### WORKING DATA
════════════════

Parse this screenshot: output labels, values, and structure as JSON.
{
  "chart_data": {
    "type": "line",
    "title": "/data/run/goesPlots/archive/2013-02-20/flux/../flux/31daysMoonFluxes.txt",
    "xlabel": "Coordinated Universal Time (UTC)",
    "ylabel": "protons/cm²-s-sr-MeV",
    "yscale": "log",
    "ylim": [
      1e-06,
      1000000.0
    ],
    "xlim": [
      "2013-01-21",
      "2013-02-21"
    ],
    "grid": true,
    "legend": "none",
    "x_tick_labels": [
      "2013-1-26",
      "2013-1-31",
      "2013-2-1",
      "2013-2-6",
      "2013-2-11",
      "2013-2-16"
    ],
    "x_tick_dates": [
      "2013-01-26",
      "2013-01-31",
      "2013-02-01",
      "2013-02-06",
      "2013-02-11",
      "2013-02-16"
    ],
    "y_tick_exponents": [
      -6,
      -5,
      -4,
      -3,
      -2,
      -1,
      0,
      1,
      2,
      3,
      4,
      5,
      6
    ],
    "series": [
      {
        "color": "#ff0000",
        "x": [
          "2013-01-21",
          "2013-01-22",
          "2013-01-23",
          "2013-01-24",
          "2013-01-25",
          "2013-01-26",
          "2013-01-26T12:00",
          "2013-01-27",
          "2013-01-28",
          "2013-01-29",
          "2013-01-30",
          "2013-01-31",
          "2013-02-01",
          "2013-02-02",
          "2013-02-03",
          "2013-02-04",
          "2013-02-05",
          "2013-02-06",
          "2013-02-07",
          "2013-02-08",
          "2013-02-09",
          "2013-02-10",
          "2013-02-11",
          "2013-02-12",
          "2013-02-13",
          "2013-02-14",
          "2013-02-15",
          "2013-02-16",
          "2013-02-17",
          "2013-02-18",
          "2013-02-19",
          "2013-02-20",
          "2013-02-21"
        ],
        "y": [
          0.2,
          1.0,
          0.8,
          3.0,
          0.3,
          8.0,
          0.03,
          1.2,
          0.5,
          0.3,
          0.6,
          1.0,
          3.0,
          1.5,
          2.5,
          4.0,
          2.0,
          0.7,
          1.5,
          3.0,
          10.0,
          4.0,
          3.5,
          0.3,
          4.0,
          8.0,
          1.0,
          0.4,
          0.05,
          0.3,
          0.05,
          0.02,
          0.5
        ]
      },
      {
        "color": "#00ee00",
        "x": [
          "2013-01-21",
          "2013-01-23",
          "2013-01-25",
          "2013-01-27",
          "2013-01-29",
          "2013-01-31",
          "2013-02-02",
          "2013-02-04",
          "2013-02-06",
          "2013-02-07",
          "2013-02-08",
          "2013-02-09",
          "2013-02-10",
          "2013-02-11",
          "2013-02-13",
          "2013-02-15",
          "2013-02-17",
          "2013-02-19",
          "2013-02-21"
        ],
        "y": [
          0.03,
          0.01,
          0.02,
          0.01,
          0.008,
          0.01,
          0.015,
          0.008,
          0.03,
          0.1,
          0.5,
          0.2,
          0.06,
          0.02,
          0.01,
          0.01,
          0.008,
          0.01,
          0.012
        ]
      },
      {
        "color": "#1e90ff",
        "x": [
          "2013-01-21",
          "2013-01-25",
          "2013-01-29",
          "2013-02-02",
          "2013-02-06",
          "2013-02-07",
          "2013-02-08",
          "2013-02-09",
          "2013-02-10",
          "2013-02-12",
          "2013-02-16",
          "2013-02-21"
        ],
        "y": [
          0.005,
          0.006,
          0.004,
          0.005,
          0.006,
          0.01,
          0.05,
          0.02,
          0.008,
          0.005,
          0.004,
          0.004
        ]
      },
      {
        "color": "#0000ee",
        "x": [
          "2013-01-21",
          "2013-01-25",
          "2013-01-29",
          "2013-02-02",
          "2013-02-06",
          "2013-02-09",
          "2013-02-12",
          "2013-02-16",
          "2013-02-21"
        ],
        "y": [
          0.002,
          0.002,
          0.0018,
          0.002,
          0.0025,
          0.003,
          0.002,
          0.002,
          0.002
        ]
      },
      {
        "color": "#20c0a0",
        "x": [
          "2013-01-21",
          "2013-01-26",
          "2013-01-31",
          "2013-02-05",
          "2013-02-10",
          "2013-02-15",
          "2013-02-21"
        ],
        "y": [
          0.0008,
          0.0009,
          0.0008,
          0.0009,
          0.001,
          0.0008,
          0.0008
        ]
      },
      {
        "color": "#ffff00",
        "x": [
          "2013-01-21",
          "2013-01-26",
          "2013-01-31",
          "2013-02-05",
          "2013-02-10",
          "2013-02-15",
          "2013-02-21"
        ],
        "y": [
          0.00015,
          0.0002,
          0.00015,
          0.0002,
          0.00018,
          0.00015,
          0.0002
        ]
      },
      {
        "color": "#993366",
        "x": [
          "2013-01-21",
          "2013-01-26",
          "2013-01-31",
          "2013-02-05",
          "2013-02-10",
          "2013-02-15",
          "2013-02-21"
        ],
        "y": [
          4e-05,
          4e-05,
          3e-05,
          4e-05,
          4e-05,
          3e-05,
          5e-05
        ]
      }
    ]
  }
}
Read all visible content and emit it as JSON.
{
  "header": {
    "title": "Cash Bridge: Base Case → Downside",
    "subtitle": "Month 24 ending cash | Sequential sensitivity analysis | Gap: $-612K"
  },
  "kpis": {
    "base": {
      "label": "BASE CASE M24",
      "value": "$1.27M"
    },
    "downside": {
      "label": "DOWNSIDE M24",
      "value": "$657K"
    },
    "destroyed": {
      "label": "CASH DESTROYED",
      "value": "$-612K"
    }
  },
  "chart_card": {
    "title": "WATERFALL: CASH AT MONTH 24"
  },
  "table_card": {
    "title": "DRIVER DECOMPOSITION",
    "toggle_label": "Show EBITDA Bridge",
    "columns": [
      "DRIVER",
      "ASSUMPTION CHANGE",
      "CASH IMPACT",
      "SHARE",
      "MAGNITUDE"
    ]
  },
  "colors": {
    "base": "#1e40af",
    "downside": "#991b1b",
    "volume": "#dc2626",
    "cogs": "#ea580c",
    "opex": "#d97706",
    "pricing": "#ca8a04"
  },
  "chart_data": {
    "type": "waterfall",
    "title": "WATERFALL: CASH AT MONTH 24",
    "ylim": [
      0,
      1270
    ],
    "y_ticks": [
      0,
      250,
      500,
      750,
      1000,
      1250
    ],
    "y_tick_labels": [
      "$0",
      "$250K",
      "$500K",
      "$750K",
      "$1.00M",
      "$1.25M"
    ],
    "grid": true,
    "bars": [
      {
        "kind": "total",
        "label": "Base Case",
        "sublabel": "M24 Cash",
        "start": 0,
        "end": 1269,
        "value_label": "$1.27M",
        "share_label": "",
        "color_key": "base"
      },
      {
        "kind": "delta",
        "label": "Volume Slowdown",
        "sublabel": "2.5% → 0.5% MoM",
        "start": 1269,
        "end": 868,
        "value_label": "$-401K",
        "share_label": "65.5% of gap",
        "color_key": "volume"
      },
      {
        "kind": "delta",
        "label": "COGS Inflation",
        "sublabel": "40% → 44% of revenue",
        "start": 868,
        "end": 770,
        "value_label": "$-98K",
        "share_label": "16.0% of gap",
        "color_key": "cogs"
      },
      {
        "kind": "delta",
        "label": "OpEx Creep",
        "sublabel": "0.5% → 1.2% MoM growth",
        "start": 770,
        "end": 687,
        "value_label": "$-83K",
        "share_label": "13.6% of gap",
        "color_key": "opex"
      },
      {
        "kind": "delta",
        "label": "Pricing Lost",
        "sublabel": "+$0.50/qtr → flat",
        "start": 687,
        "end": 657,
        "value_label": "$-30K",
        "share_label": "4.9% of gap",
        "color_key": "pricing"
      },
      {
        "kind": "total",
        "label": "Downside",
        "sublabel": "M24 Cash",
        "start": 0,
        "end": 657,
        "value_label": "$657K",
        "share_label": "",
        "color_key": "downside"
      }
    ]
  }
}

════════════════

### WORK TO DO
Read the data above. Pull out each line in which the string "JSON" appears.

### THE COMPLETED TASK
Parse this screenshot: output labels, values, and structure as JSON.
Read all visible content and emit it as JSON.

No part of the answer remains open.